»»

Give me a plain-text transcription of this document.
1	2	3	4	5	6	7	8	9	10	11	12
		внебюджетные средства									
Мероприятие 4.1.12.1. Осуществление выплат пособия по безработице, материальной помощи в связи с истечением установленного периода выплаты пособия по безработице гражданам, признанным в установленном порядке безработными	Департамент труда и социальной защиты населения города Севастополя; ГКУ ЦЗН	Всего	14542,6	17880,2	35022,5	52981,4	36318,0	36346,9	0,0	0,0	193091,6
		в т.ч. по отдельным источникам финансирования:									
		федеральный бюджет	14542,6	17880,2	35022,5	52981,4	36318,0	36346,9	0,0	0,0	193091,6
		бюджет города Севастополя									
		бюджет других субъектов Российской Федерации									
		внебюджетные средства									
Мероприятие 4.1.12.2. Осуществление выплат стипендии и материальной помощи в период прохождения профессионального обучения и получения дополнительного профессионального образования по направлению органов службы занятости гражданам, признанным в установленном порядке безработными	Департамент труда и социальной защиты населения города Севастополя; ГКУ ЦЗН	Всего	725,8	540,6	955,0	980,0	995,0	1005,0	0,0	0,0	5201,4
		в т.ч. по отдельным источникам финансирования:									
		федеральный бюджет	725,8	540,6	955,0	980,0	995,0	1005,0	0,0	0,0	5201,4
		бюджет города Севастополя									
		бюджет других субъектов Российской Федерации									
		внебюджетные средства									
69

««

Write the data back out verbatim.

Give me a plain-text transcription of this document.
1	2	3	4	5	6	7	8	9	10	11	12
		внебюджетные средства									
Мероприятие 4.1.12.1. Осуществление выплат пособия по безработице, материальной помощи в связи с истечением установленного периода выплаты пособия по безработице гражданам, признанным в установленном порядке безработными	Департамент труда и социальной защиты населения города Севастополя; ГКУ ЦЗН	Всего	14542,6	17880,2	35022,5	52981,4	36318,0	36346,9	0,0	0,0	193091,6
		в т.ч. по отдельным источникам финансирования:									
		федеральный бюджет	14542,6	17880,2	35022,5	52981,4	36318,0	36346,9	0,0	0,0	193091,6
		бюджет города Севастополя									
		бюджет других субъектов Российской Федерации									
		внебюджетные средства									
Мероприятие 4.1.12.2. Осуществление выплат стипендии и материальной помощи в период прохождения профессионального обучения и получения дополнительного профессионального образования по направлению органов службы занятости гражданам, признанным в установленном порядке безработными	Департамент труда и социальной защиты населения города Севастополя; ГКУ ЦЗН	Всего	725,8	540,6	955,0	980,0	995,0	1005,0	0,0	0,0	5201,4
		в т.ч. по отдельным источникам финансирования:									
		федеральный бюджет	725,8	540,6	955,0	980,0	995,0	1005,0	0,0	0,0	5201,4
		бюджет города Севастополя									
		бюджет других субъектов Российской Федерации									
		внебюджетные средства									
69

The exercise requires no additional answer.